=== Exercise inputs ===

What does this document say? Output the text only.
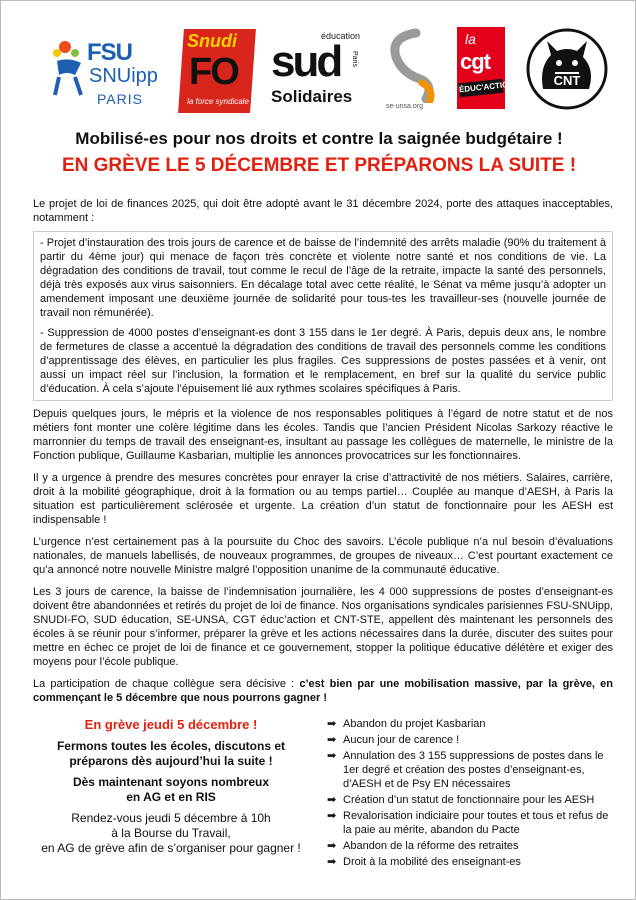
FSU
SNUipp
PARIS
Snudi
FO
la force syndicale
éducation
sud Paris
Solidaires
se-unsa.org
la
cgt
ÉDUC'ACTION	CNT
Mobilisé-es pour nos droits et contre la saignée budgétaire !
EN GRÈVE LE 5 DÉCEMBRE ET PRÉPARONS LA SUITE !

Le projet de loi de finances 2025, qui doit être adopté avant le 31 décembre 2024, porte des attaques inacceptables, notamment :

- Projet d’instauration des trois jours de carence et de baisse de l’indemnité des arrêts maladie (90% du traitement à partir du 4ème jour) qui menace de façon très concrète et violente notre santé et nos conditions de vie. La dégradation des conditions de travail, tout comme le recul de l’âge de la retraite, impacte la santé des personnels, déjà très exposés aux virus saisonniers. En décalage total avec cette réalité, le Sénat va même jusqu’à adopter un amendement imposant une deuxième journée de solidarité pour tous-tes les travailleur-ses (nouvelle journée de travail non rémunérée).

- Suppression de 4000 postes d’enseignant-es dont 3 155 dans le 1er degré. À Paris, depuis deux ans, le nombre de fermetures de classe a accentué la dégradation des conditions de travail des personnels comme les conditions d’apprentissage des élèves, en particulier les plus fragiles. Ces suppressions de postes passées et à venir, ont aussi un impact réel sur l’inclusion, la formation et le remplacement, en bref sur la qualité du service public d’éducation. À cela s’ajoute l’épuisement lié aux rythmes scolaires spécifiques à Paris.

Depuis quelques jours, le mépris et la violence de nos responsables politiques à l’égard de notre statut et de nos métiers font monter une colère légitime dans les écoles. Tandis que l’ancien Président Nicolas Sarkozy réactive le marronnier du temps de travail des enseignant-es, insultant au passage les collègues de maternelle, le ministre de la Fonction publique, Guillaume Kasbarian, multiplie les annonces provocatrices sur les fonctionnaires.

Il y a urgence à prendre des mesures concrètes pour enrayer la crise d’attractivité de nos métiers. Salaires, carrière, droit à la mobilité géographique, droit à la formation ou au temps partiel… Couplée au manque d’AESH, à Paris la situation est particulièrement sclérosée et urgente. La création d’un statut de fonctionnaire pour les AESH est indispensable !

L’urgence n’est certainement pas à la poursuite du Choc des savoirs. L’école publique n’a nul besoin d’évaluations nationales, de manuels labellisés, de nouveaux programmes, de groupes de niveaux… C’est pourtant exactement ce qu’a annoncé notre nouvelle Ministre malgré l’opposition unanime de la communauté éducative.

Les 3 jours de carence, la baisse de l’indemnisation journalière, les 4 000 suppressions de postes d’enseignant-es doivent être abandonnées et retirés du projet de loi de finance. Nos organisations syndicales parisiennes FSU-SNUipp, SNUDI-FO, SUD éducation, SE-UNSA, CGT éduc’action et CNT-STE, appellent dès maintenant les personnels des écoles à se réunir pour s’informer, préparer la grève et les actions nécessaires dans la durée, discuter des suites pour mettre en échec ce projet de loi de finance et ce gouvernement, stopper la politique éducative délétère et exiger des moyens pour l’école publique.

La participation de chaque collègue sera décisive : c’est bien par une mobilisation massive, par la grève, en commençant le 5 décembre que nous pourrons gagner !

En grève jeudi 5 décembre !
Fermons toutes les écoles, discutons et
préparons dès aujourd’hui la suite !
Dès maintenant soyons nombreux
en AG et en RIS
Rendez-vous jeudi 5 décembre à 10h
à la Bourse du Travail,
en AG de grève afin de s’organiser pour gagner !
➡ Abandon du projet Kasbarian
➡ Aucun jour de carence !
➡ Annulation des 3 155 suppressions de postes dans le 1er degré et création des postes d’enseignant-es, d’AESH et de Psy EN nécessaires
➡ Création d’un statut de fonctionnaire pour les AESH
➡ Revalorisation indiciaire pour toutes et tous et refus de la paie au mérite, abandon du Pacte
➡ Abandon de la réforme des retraites
➡ Droit à la mobilité des enseignant-es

===

Only the count is wanted: report how many lines of the material above hold the word "Kasbarian".

Your response: 2